> **INSTRUCTION**
Give every entry again, unchanged, and leave its images out.

Stored records:
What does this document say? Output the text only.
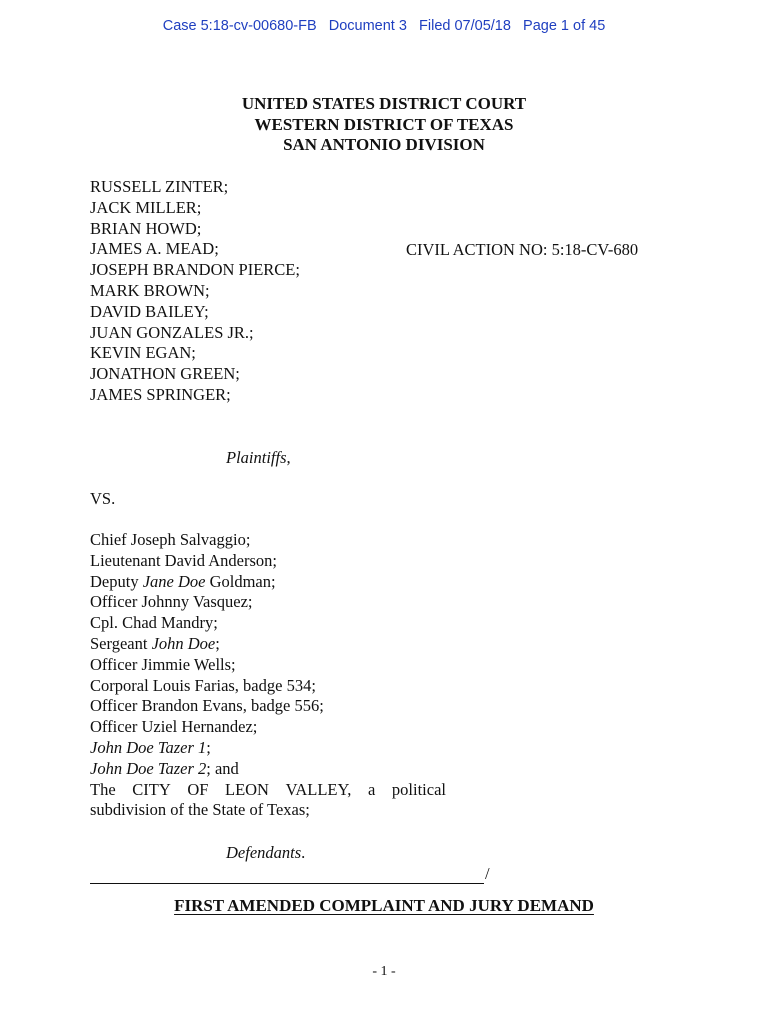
Case 5:18-cv-00680-FB Document 3 Filed 07/05/18 Page 1 of 45
UNITED STATES DISTRICT COURT
WESTERN DISTRICT OF TEXAS
SAN ANTONIO DIVISION
RUSSELL ZINTER;
JACK MILLER;
BRIAN HOWD;
JAMES A. MEAD;
JOSEPH BRANDON PIERCE;
MARK BROWN;
DAVID BAILEY;
JUAN GONZALES JR.;
KEVIN EGAN;
JONATHON GREEN;
JAMES SPRINGER;
CIVIL ACTION NO: 5:18-CV-680
Plaintiffs,
VS.
Chief Joseph Salvaggio;
Lieutenant David Anderson;
Deputy Jane Doe Goldman;
Officer Johnny Vasquez;
Cpl. Chad Mandry;
Sergeant John Doe;
Officer Jimmie Wells;
Corporal Louis Farias, badge 534;
Officer Brandon Evans, badge 556;
Officer Uziel Hernandez;
John Doe Tazer 1;
John Doe Tazer 2; and
The CITY OF LEON VALLEY, a political
subdivision of the State of Texas;
Defendants.
/
FIRST AMENDED COMPLAINT AND JURY DEMAND
- 1 -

> **SOLVED EXERCISE**
What does this document say? Output the text only.
Case 5:18-cv-00680-FB Document 3 Filed 07/05/18 Page 1 of 45
UNITED STATES DISTRICT COURT
WESTERN DISTRICT OF TEXAS
SAN ANTONIO DIVISION
RUSSELL ZINTER;
JACK MILLER;
BRIAN HOWD;
JAMES A. MEAD;
JOSEPH BRANDON PIERCE;
MARK BROWN;
DAVID BAILEY;
JUAN GONZALES JR.;
KEVIN EGAN;
JONATHON GREEN;
JAMES SPRINGER;
CIVIL ACTION NO: 5:18-CV-680
Plaintiffs,
VS.
Chief Joseph Salvaggio;
Lieutenant David Anderson;
Deputy Jane Doe Goldman;
Officer Johnny Vasquez;
Cpl. Chad Mandry;
Sergeant John Doe;
Officer Jimmie Wells;
Corporal Louis Farias, badge 534;
Officer Brandon Evans, badge 556;
Officer Uziel Hernandez;
John Doe Tazer 1;
John Doe Tazer 2; and
The CITY OF LEON VALLEY, a political
subdivision of the State of Texas;
Defendants.
/
FIRST AMENDED COMPLAINT AND JURY DEMAND
- 1 -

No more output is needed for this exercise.